____ Task data
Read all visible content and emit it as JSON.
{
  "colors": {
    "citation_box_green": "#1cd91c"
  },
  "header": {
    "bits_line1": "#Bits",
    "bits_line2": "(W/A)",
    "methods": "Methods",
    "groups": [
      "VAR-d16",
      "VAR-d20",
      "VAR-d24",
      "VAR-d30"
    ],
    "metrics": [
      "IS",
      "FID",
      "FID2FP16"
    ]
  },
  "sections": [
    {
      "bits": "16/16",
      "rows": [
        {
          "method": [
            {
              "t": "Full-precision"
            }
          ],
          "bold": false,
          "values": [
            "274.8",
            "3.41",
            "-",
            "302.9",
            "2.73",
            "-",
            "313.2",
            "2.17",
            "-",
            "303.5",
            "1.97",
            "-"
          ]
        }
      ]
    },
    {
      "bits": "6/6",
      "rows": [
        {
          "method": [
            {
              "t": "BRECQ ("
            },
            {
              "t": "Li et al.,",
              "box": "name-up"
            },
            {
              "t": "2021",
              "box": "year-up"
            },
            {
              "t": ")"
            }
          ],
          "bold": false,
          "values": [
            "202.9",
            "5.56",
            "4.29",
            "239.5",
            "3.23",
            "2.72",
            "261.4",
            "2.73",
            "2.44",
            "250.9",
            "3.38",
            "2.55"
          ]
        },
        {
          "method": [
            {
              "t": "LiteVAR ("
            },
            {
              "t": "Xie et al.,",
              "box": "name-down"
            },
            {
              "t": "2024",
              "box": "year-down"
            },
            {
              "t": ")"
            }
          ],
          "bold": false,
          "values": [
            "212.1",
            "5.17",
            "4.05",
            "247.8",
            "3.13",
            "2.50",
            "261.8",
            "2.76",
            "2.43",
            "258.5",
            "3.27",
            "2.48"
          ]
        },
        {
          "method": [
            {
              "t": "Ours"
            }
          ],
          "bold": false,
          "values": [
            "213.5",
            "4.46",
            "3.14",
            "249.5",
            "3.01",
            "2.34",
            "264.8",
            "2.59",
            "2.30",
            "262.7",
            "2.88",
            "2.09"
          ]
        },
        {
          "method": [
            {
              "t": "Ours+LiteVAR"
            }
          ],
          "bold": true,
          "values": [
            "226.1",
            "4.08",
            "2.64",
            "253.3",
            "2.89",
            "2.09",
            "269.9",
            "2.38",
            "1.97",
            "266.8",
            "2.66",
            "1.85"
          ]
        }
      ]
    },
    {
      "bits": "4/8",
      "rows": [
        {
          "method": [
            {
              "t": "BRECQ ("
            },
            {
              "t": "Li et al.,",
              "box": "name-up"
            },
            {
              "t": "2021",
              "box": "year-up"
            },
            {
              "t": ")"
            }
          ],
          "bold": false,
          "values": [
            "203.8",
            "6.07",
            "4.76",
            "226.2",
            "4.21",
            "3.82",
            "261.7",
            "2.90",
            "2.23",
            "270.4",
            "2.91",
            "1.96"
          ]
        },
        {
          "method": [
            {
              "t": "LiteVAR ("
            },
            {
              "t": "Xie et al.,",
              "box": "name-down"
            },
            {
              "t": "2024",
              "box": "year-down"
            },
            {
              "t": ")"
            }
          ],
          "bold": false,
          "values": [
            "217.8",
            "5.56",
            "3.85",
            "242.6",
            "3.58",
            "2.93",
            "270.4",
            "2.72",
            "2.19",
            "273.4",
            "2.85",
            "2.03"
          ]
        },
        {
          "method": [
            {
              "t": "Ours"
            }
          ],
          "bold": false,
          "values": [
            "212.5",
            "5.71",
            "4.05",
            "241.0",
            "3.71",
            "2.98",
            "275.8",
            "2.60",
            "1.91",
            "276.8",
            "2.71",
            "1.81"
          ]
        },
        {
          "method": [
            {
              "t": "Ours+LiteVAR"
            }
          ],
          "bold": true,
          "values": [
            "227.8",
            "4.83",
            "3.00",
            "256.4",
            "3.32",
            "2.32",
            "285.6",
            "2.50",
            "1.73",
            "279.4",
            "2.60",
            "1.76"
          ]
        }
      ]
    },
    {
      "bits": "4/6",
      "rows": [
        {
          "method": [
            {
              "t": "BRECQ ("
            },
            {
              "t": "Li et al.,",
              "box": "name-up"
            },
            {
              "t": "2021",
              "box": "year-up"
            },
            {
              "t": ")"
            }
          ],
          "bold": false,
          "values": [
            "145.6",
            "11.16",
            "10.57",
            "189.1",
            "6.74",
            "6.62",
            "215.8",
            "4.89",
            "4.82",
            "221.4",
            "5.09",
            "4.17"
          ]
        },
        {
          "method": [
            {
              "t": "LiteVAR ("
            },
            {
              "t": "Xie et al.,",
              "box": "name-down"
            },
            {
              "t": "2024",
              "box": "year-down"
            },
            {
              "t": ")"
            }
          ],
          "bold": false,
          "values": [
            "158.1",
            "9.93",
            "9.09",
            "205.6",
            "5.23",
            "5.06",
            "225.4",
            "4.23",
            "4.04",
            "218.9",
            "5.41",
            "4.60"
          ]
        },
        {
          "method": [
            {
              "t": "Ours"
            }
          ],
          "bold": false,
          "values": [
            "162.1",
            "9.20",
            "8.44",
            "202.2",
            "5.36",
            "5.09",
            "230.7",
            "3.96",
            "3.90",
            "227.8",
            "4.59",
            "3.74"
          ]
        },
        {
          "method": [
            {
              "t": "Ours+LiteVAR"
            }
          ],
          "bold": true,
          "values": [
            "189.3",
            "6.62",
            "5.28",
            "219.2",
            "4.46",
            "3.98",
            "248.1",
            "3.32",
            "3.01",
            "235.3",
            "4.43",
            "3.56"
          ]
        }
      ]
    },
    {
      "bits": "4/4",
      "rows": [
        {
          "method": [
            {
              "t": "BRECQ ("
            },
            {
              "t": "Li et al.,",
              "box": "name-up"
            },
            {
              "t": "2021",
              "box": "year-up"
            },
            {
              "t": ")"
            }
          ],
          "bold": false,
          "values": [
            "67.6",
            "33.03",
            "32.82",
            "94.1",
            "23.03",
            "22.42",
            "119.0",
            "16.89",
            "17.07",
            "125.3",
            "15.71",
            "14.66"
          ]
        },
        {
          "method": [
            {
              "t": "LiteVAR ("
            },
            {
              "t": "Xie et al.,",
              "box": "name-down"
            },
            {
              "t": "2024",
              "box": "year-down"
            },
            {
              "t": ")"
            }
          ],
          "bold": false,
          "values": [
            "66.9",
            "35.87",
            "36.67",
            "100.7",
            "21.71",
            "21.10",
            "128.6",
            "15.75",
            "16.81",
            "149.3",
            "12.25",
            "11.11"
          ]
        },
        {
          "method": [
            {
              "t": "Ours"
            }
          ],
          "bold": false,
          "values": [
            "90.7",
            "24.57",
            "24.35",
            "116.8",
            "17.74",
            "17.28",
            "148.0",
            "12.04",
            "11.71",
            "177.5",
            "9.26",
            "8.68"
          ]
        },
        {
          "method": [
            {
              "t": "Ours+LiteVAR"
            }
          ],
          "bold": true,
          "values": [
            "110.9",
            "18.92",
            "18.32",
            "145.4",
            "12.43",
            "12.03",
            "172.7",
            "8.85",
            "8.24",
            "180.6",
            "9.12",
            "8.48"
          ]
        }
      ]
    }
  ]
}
________
Problem description: Using the exact wording, write out all of the records.

Written response:
Read all visible content and emit it as JSON.
{
  "colors": {
    "citation_box_green": "#1cd91c"
  },
  "header": {
    "bits_line1": "#Bits",
    "bits_line2": "(W/A)",
    "methods": "Methods",
    "groups": [
      "VAR-d16",
      "VAR-d20",
      "VAR-d24",
      "VAR-d30"
    ],
    "metrics": [
      "IS",
      "FID",
      "FID2FP16"
    ]
  },
  "sections": [
    {
      "bits": "16/16",
      "rows": [
        {
          "method": [
            {
              "t": "Full-precision"
            }
          ],
          "bold": false,
          "values": [
            "274.8",
            "3.41",
            "-",
            "302.9",
            "2.73",
            "-",
            "313.2",
            "2.17",
            "-",
            "303.5",
            "1.97",
            "-"
          ]
        }
      ]
    },
    {
      "bits": "6/6",
      "rows": [
        {
          "method": [
            {
              "t": "BRECQ ("
            },
            {
              "t": "Li et al.,",
              "box": "name-up"
            },
            {
              "t": "2021",
              "box": "year-up"
            },
            {
              "t": ")"
            }
          ],
          "bold": false,
          "values": [
            "202.9",
            "5.56",
            "4.29",
            "239.5",
            "3.23",
            "2.72",
            "261.4",
            "2.73",
            "2.44",
            "250.9",
            "3.38",
            "2.55"
          ]
        },
        {
          "method": [
            {
              "t": "LiteVAR ("
            },
            {
              "t": "Xie et al.,",
              "box": "name-down"
            },
            {
              "t": "2024",
              "box": "year-down"
            },
            {
              "t": ")"
            }
          ],
          "bold": false,
          "values": [
            "212.1",
            "5.17",
            "4.05",
            "247.8",
            "3.13",
            "2.50",
            "261.8",
            "2.76",
            "2.43",
            "258.5",
            "3.27",
            "2.48"
          ]
        },
        {
          "method": [
            {
              "t": "Ours"
            }
          ],
          "bold": false,
          "values": [
            "213.5",
            "4.46",
            "3.14",
            "249.5",
            "3.01",
            "2.34",
            "264.8",
            "2.59",
            "2.30",
            "262.7",
            "2.88",
            "2.09"
          ]
        },
        {
          "method": [
            {
              "t": "Ours+LiteVAR"
            }
          ],
          "bold": true,
          "values": [
            "226.1",
            "4.08",
            "2.64",
            "253.3",
            "2.89",
            "2.09",
            "269.9",
            "2.38",
            "1.97",
            "266.8",
            "2.66",
            "1.85"
          ]
        }
      ]
    },
    {
      "bits": "4/8",
      "rows": [
        {
          "method": [
            {
              "t": "BRECQ ("
            },
            {
              "t": "Li et al.,",
              "box": "name-up"
            },
            {
              "t": "2021",
              "box": "year-up"
            },
            {
              "t": ")"
            }
          ],
          "bold": false,
          "values": [
            "203.8",
            "6.07",
            "4.76",
            "226.2",
            "4.21",
            "3.82",
            "261.7",
            "2.90",
            "2.23",
            "270.4",
            "2.91",
            "1.96"
          ]
        },
        {
          "method": [
            {
              "t": "LiteVAR ("
            },
            {
              "t": "Xie et al.,",
              "box": "name-down"
            },
            {
              "t": "2024",
              "box": "year-down"
            },
            {
              "t": ")"
            }
          ],
          "bold": false,
          "values": [
            "217.8",
            "5.56",
            "3.85",
            "242.6",
            "3.58",
            "2.93",
            "270.4",
            "2.72",
            "2.19",
            "273.4",
            "2.85",
            "2.03"
          ]
        },
        {
          "method": [
            {
              "t": "Ours"
            }
          ],
          "bold": false,
          "values": [
            "212.5",
            "5.71",
            "4.05",
            "241.0",
            "3.71",
            "2.98",
            "275.8",
            "2.60",
            "1.91",
            "276.8",
            "2.71",
            "1.81"
          ]
        },
        {
          "method": [
            {
              "t": "Ours+LiteVAR"
            }
          ],
          "bold": true,
          "values": [
            "227.8",
            "4.83",
            "3.00",
            "256.4",
            "3.32",
            "2.32",
            "285.6",
            "2.50",
            "1.73",
            "279.4",
            "2.60",
            "1.76"
          ]
        }
      ]
    },
    {
      "bits": "4/6",
      "rows": [
        {
          "method": [
            {
              "t": "BRECQ ("
            },
            {
              "t": "Li et al.,",
              "box": "name-up"
            },
            {
              "t": "2021",
              "box": "year-up"
            },
            {
              "t": ")"
            }
          ],
          "bold": false,
          "values": [
            "145.6",
            "11.16",
            "10.57",
            "189.1",
            "6.74",
            "6.62",
            "215.8",
            "4.89",
            "4.82",
            "221.4",
            "5.09",
            "4.17"
          ]
        },
        {
          "method": [
            {
              "t": "LiteVAR ("
            },
            {
              "t": "Xie et al.,",
              "box": "name-down"
            },
            {
              "t": "2024",
              "box": "year-down"
            },
            {
              "t": ")"
            }
          ],
          "bold": false,
          "values": [
            "158.1",
            "9.93",
            "9.09",
            "205.6",
            "5.23",
            "5.06",
            "225.4",
            "4.23",
            "4.04",
            "218.9",
            "5.41",
            "4.60"
          ]
        },
        {
          "method": [
            {
              "t": "Ours"
            }
          ],
          "bold": false,
          "values": [
            "162.1",
            "9.20",
            "8.44",
            "202.2",
            "5.36",
            "5.09",
            "230.7",
            "3.96",
            "3.90",
            "227.8",
            "4.59",
            "3.74"
          ]
        },
        {
          "method": [
            {
              "t": "Ours+LiteVAR"
            }
          ],
          "bold": true,
          "values": [
            "189.3",
            "6.62",
            "5.28",
            "219.2",
            "4.46",
            "3.98",
            "248.1",
            "3.32",
            "3.01",
            "235.3",
            "4.43",
            "3.56"
          ]
        }
      ]
    },
    {
      "bits": "4/4",
      "rows": [
        {
          "method": [
            {
              "t": "BRECQ ("
            },
            {
              "t": "Li et al.,",
              "box": "name-up"
            },
            {
              "t": "2021",
              "box": "year-up"
            },
            {
              "t": ")"
            }
          ],
          "bold": false,
          "values": [
            "67.6",
            "33.03",
            "32.82",
            "94.1",
            "23.03",
            "22.42",
            "119.0",
            "16.89",
            "17.07",
            "125.3",
            "15.71",
            "14.66"
          ]
        },
        {
          "method": [
            {
              "t": "LiteVAR ("
            },
            {
              "t": "Xie et al.,",
              "box": "name-down"
            },
            {
              "t": "2024",
              "box": "year-down"
            },
            {
              "t": ")"
            }
          ],
          "bold": false,
          "values": [
            "66.9",
            "35.87",
            "36.67",
            "100.7",
            "21.71",
            "21.10",
            "128.6",
            "15.75",
            "16.81",
            "149.3",
            "12.25",
            "11.11"
          ]
        },
        {
          "method": [
            {
              "t": "Ours"
            }
          ],
          "bold": false,
          "values": [
            "90.7",
            "24.57",
            "24.35",
            "116.8",
            "17.74",
            "17.28",
            "148.0",
            "12.04",
            "11.71",
            "177.5",
            "9.26",
            "8.68"
          ]
        },
        {
          "method": [
            {
              "t": "Ours+LiteVAR"
            }
          ],
          "bold": true,
          "values": [
            "110.9",
            "18.92",
            "18.32",
            "145.4",
            "12.43",
            "12.03",
            "172.7",
            "8.85",
            "8.24",
            "180.6",
            "9.12",
            "8.48"
          ]
        }
      ]
    }
  ]
}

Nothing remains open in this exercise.